==== Records for the exercise ====
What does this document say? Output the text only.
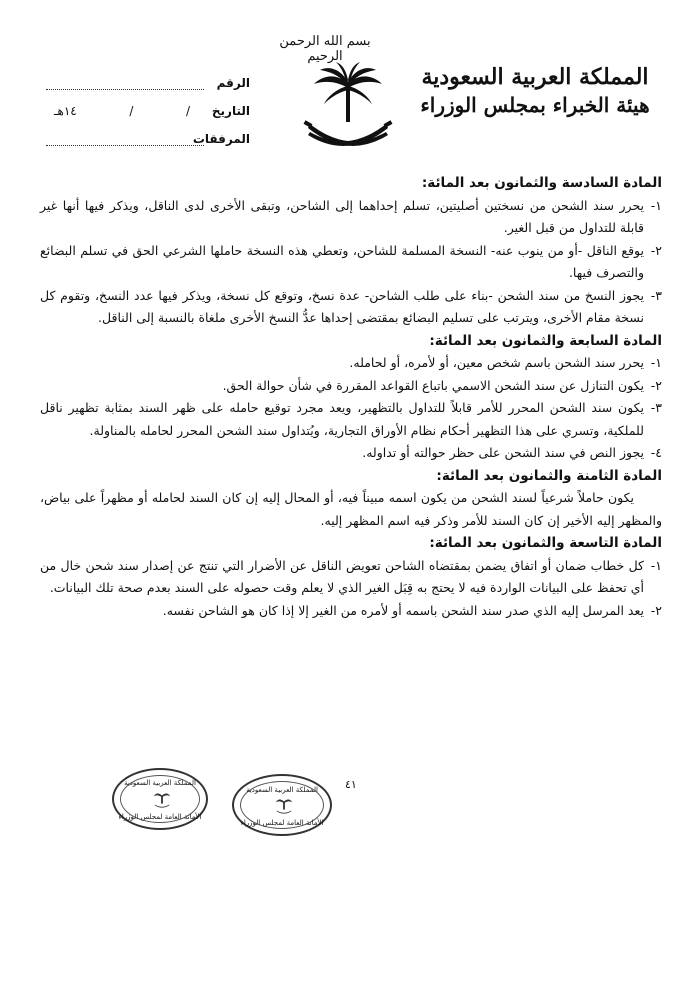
بسم الله الرحمن الرحيم
المملكة العربية السعودية
هيئة الخبراء بمجلس الوزراء
الرقم
التاريخ
/
/
١٤هـ
المرفقات
المادة السادسة والثمانون بعد المائة:
١-
يحرر سند الشحن من نسختين أصليتين، تسلم إحداهما إلى الشاحن، وتبقى الأخرى لدى الناقل، ويذكر فيها أنها غير قابلة للتداول من قبل الغير.
٢-
يوقع الناقل -أو من ينوب عنه- النسخة المسلمة للشاحن، وتعطي هذه النسخة حاملها الشرعي الحق في تسلم البضائع والتصرف فيها.
٣-
يجوز النسخ من سند الشحن -بناء على طلب الشاحن- عدة نسخ، وتوقع كل نسخة، ويذكر فيها عدد النسخ، وتقوم كل نسخة مقام الأخرى، ويترتب على تسليم البضائع بمقتضى إحداها عدُّ النسخ الأخرى ملغاة بالنسبة إلى الناقل.
المادة السابعة والثمانون بعد المائة:
١-
يحرر سند الشحن باسم شخص معين، أو لأمره، أو لحامله.
٢-
يكون التنازل عن سند الشحن الاسمي باتباع القواعد المقررة في شأن حوالة الحق.
٣-
يكون سند الشحن المحرر للأمر قابلاً للتداول بالتظهير، ويعد مجرد توقيع حامله على ظهر السند بمثابة تظهير ناقل للملكية، وتسري على هذا التظهير أحكام نظام الأوراق التجارية، ويُتداول سند الشحن المحرر لحامله بالمناولة.
٤-
يجوز النص في سند الشحن على حظر حوالته أو تداوله.
المادة الثامنة والثمانون بعد المائة:
يكون حاملاً شرعياً لسند الشحن من يكون اسمه مبيناً فيه، أو المحال إليه إن كان السند لحامله أو مظهراً على بياض، والمظهر إليه الأخير إن كان السند للأمر وذكر فيه اسم المظهر إليه.
المادة التاسعة والثمانون بعد المائة:
١-
كل خطاب ضمان أو اتفاق يضمن بمقتضاه الشاحن تعويض الناقل عن الأضرار التي تنتج عن إصدار سند شحن خال من أي تحفظ على البيانات الواردة فيه لا يحتج به قِبَل الغير الذي لا يعلم وقت حصوله على السند بعدم صحة تلك البيانات.
٢-
يعد المرسل إليه الذي صدر سند الشحن باسمه أو لأمره من الغير إلا إذا كان هو الشاحن نفسه.
٤١
المملكة العربية السعودية
الأمانة العامة لمجلس الوزراء
المملكة العربية السعودية
الأمانة العامة لمجلس الوزراء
====
▶ [What you are asked to do]: Pull out each line of the entries that contains "إليه".

▶ [Final result]:
يكون حاملاً شرعياً لسند الشحن من يكون اسمه مبيناً فيه، أو المحال إليه إن كان السند لحامله أو مظهراً على بياض، والمظهر إليه الأخير إن كان السند للأمر وذكر فيه اسم المظهر إليه.
يعد المرسل إليه الذي صدر سند الشحن باسمه أو لأمره من الغير إلا إذا كان هو الشاحن نفسه.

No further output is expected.